SET PROBLEM →
Reproduce all of the data that follows, character for character.

==============================

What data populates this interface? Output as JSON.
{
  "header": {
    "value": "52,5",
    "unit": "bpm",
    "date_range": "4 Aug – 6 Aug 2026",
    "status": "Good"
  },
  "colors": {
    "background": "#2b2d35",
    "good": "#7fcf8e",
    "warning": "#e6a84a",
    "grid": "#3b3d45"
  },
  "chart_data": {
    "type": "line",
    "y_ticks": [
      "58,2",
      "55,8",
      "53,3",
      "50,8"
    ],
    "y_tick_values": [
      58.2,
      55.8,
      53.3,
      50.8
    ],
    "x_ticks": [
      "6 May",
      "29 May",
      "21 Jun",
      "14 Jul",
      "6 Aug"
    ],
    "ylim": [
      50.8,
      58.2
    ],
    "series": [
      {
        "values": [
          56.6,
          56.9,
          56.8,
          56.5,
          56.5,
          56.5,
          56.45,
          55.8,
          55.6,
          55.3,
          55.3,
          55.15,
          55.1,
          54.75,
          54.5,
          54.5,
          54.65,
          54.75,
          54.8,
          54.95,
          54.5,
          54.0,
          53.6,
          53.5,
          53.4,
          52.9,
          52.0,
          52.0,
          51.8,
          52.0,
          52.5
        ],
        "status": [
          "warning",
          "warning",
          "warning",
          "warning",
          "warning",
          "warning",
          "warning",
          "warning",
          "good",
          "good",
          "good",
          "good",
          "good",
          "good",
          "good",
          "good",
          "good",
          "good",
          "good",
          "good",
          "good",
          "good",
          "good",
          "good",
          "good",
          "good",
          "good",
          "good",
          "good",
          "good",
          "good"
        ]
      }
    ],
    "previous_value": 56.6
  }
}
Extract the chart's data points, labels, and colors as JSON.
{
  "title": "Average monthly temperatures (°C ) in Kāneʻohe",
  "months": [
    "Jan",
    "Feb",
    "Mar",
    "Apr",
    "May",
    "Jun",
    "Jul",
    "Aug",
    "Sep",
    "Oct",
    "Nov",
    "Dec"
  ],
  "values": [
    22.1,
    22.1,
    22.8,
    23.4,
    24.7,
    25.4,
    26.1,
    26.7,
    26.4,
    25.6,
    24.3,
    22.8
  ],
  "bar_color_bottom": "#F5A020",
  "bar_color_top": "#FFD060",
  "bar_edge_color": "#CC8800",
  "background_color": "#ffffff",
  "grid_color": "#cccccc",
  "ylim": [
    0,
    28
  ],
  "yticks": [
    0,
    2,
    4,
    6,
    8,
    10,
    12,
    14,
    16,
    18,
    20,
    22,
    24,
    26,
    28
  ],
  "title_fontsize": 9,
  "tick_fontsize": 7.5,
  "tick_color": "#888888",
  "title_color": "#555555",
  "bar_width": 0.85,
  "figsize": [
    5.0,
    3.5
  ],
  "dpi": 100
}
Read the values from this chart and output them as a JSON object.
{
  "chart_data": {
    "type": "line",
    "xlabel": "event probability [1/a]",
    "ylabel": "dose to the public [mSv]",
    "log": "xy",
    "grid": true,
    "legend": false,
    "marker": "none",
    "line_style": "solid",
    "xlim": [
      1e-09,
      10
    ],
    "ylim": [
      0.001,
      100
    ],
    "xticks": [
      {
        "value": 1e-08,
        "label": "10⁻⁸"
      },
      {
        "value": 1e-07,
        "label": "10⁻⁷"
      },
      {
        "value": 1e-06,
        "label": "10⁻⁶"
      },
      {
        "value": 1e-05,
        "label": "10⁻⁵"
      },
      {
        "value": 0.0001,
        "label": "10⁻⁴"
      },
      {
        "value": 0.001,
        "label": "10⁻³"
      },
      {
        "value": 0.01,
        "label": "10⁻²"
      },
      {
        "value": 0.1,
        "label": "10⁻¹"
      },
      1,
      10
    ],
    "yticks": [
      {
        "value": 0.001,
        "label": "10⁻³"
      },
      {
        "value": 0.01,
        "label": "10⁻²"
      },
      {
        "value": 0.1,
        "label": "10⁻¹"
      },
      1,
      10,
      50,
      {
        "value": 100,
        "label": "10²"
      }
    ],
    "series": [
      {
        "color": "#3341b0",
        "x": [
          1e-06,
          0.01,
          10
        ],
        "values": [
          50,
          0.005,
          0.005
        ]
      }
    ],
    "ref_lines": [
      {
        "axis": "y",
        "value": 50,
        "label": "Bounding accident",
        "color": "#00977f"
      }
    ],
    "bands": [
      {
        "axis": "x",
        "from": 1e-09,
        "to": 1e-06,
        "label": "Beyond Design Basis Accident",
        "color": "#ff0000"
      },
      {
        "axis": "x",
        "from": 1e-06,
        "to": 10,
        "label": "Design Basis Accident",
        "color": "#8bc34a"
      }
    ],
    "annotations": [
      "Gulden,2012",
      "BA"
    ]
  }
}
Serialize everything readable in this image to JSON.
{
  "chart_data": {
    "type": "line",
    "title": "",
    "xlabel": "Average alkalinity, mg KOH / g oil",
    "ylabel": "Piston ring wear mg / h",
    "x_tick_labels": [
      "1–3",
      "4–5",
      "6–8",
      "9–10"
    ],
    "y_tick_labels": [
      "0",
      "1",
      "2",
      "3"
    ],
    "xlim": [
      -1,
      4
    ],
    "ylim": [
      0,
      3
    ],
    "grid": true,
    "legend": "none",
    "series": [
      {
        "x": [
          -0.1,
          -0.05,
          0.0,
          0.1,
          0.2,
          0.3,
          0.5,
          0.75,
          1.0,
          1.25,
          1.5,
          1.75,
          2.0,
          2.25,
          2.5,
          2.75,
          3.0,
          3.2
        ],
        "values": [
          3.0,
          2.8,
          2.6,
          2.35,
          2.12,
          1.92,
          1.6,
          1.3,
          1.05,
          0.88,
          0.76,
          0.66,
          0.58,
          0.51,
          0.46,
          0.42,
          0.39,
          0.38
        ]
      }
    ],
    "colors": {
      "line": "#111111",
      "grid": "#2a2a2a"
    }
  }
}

==============================

ANSWER FOR THIS EXERCISE →
What data populates this interface? Output as JSON.
{
  "header": {
    "value": "52,5",
    "unit": "bpm",
    "date_range": "4 Aug – 6 Aug 2026",
    "status": "Good"
  },
  "colors": {
    "background": "#2b2d35",
    "good": "#7fcf8e",
    "warning": "#e6a84a",
    "grid": "#3b3d45"
  },
  "chart_data": {
    "type": "line",
    "y_ticks": [
      "58,2",
      "55,8",
      "53,3",
      "50,8"
    ],
    "y_tick_values": [
      58.2,
      55.8,
      53.3,
      50.8
    ],
    "x_ticks": [
      "6 May",
      "29 May",
      "21 Jun",
      "14 Jul",
      "6 Aug"
    ],
    "ylim": [
      50.8,
      58.2
    ],
    "series": [
      {
        "values": [
          56.6,
          56.9,
          56.8,
          56.5,
          56.5,
          56.5,
          56.45,
          55.8,
          55.6,
          55.3,
          55.3,
          55.15,
          55.1,
          54.75,
          54.5,
          54.5,
          54.65,
          54.75,
          54.8,
          54.95,
          54.5,
          54.0,
          53.6,
          53.5,
          53.4,
          52.9,
          52.0,
          52.0,
          51.8,
          52.0,
          52.5
        ],
        "status": [
          "warning",
          "warning",
          "warning",
          "warning",
          "warning",
          "warning",
          "warning",
          "warning",
          "good",
          "good",
          "good",
          "good",
          "good",
          "good",
          "good",
          "good",
          "good",
          "good",
          "good",
          "good",
          "good",
          "good",
          "good",
          "good",
          "good",
          "good",
          "good",
          "good",
          "good",
          "good",
          "good"
        ]
      }
    ],
    "previous_value": 56.6
  }
}
Extract the chart's data points, labels, and colors as JSON.
{
  "title": "Average monthly temperatures (°C ) in Kāneʻohe",
  "months": [
    "Jan",
    "Feb",
    "Mar",
    "Apr",
    "May",
    "Jun",
    "Jul",
    "Aug",
    "Sep",
    "Oct",
    "Nov",
    "Dec"
  ],
  "values": [
    22.1,
    22.1,
    22.8,
    23.4,
    24.7,
    25.4,
    26.1,
    26.7,
    26.4,
    25.6,
    24.3,
    22.8
  ],
  "bar_color_bottom": "#F5A020",
  "bar_color_top": "#FFD060",
  "bar_edge_color": "#CC8800",
  "background_color": "#ffffff",
  "grid_color": "#cccccc",
  "ylim": [
    0,
    28
  ],
  "yticks": [
    0,
    2,
    4,
    6,
    8,
    10,
    12,
    14,
    16,
    18,
    20,
    22,
    24,
    26,
    28
  ],
  "title_fontsize": 9,
  "tick_fontsize": 7.5,
  "tick_color": "#888888",
  "title_color": "#555555",
  "bar_width": 0.85,
  "figsize": [
    5.0,
    3.5
  ],
  "dpi": 100
}
Read the values from this chart and output them as a JSON object.
{
  "chart_data": {
    "type": "line",
    "xlabel": "event probability [1/a]",
    "ylabel": "dose to the public [mSv]",
    "log": "xy",
    "grid": true,
    "legend": false,
    "marker": "none",
    "line_style": "solid",
    "xlim": [
      1e-09,
      10
    ],
    "ylim": [
      0.001,
      100
    ],
    "xticks": [
      {
        "value": 1e-08,
        "label": "10⁻⁸"
      },
      {
        "value": 1e-07,
        "label": "10⁻⁷"
      },
      {
        "value": 1e-06,
        "label": "10⁻⁶"
      },
      {
        "value": 1e-05,
        "label": "10⁻⁵"
      },
      {
        "value": 0.0001,
        "label": "10⁻⁴"
      },
      {
        "value": 0.001,
        "label": "10⁻³"
      },
      {
        "value": 0.01,
        "label": "10⁻²"
      },
      {
        "value": 0.1,
        "label": "10⁻¹"
      },
      1,
      10
    ],
    "yticks": [
      {
        "value": 0.001,
        "label": "10⁻³"
      },
      {
        "value": 0.01,
        "label": "10⁻²"
      },
      {
        "value": 0.1,
        "label": "10⁻¹"
      },
      1,
      10,
      50,
      {
        "value": 100,
        "label": "10²"
      }
    ],
    "series": [
      {
        "color": "#3341b0",
        "x": [
          1e-06,
          0.01,
          10
        ],
        "values": [
          50,
          0.005,
          0.005
        ]
      }
    ],
    "ref_lines": [
      {
        "axis": "y",
        "value": 50,
        "label": "Bounding accident",
        "color": "#00977f"
      }
    ],
    "bands": [
      {
        "axis": "x",
        "from": 1e-09,
        "to": 1e-06,
        "label": "Beyond Design Basis Accident",
        "color": "#ff0000"
      },
      {
        "axis": "x",
        "from": 1e-06,
        "to": 10,
        "label": "Design Basis Accident",
        "color": "#8bc34a"
      }
    ],
    "annotations": [
      "Gulden,2012",
      "BA"
    ]
  }
}
Serialize everything readable in this image to JSON.
{
  "chart_data": {
    "type": "line",
    "title": "",
    "xlabel": "Average alkalinity, mg KOH / g oil",
    "ylabel": "Piston ring wear mg / h",
    "x_tick_labels": [
      "1–3",
      "4–5",
      "6–8",
      "9–10"
    ],
    "y_tick_labels": [
      "0",
      "1",
      "2",
      "3"
    ],
    "xlim": [
      -1,
      4
    ],
    "ylim": [
      0,
      3
    ],
    "grid": true,
    "legend": "none",
    "series": [
      {
        "x": [
          -0.1,
          -0.05,
          0.0,
          0.1,
          0.2,
          0.3,
          0.5,
          0.75,
          1.0,
          1.25,
          1.5,
          1.75,
          2.0,
          2.25,
          2.5,
          2.75,
          3.0,
          3.2
        ],
        "values": [
          3.0,
          2.8,
          2.6,
          2.35,
          2.12,
          1.92,
          1.6,
          1.3,
          1.05,
          0.88,
          0.76,
          0.66,
          0.58,
          0.51,
          0.46,
          0.42,
          0.39,
          0.38
        ]
      }
    ],
    "colors": {
      "line": "#111111",
      "grid": "#2a2a2a"
    }
  }
}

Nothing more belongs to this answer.